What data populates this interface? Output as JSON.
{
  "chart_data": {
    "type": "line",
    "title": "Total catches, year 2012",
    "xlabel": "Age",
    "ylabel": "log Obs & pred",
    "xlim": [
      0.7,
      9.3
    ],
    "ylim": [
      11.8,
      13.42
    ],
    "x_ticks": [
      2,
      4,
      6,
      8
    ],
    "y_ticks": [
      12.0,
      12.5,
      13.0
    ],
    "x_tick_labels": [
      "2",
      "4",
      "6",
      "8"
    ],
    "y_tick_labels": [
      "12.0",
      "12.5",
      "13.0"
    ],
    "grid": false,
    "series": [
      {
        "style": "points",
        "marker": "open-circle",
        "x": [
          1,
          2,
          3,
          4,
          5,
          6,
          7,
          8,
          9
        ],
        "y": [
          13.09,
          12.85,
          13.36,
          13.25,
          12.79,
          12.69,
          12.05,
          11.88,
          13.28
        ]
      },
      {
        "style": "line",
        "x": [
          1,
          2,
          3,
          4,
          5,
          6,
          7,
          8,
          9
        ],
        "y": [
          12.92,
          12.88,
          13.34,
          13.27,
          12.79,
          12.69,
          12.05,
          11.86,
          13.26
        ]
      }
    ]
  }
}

Exercise details: Write out all of the records above exactly as they appear.

Written solution:
What data populates this interface? Output as JSON.
{
  "chart_data": {
    "type": "line",
    "title": "Total catches, year 2012",
    "xlabel": "Age",
    "ylabel": "log Obs & pred",
    "xlim": [
      0.7,
      9.3
    ],
    "ylim": [
      11.8,
      13.42
    ],
    "x_ticks": [
      2,
      4,
      6,
      8
    ],
    "y_ticks": [
      12.0,
      12.5,
      13.0
    ],
    "x_tick_labels": [
      "2",
      "4",
      "6",
      "8"
    ],
    "y_tick_labels": [
      "12.0",
      "12.5",
      "13.0"
    ],
    "grid": false,
    "series": [
      {
        "style": "points",
        "marker": "open-circle",
        "x": [
          1,
          2,
          3,
          4,
          5,
          6,
          7,
          8,
          9
        ],
        "y": [
          13.09,
          12.85,
          13.36,
          13.25,
          12.79,
          12.69,
          12.05,
          11.88,
          13.28
        ]
      },
      {
        "style": "line",
        "x": [
          1,
          2,
          3,
          4,
          5,
          6,
          7,
          8,
          9
        ],
        "y": [
          12.92,
          12.88,
          13.34,
          13.27,
          12.79,
          12.69,
          12.05,
          11.86,
          13.26
        ]
      }
    ]
  }
}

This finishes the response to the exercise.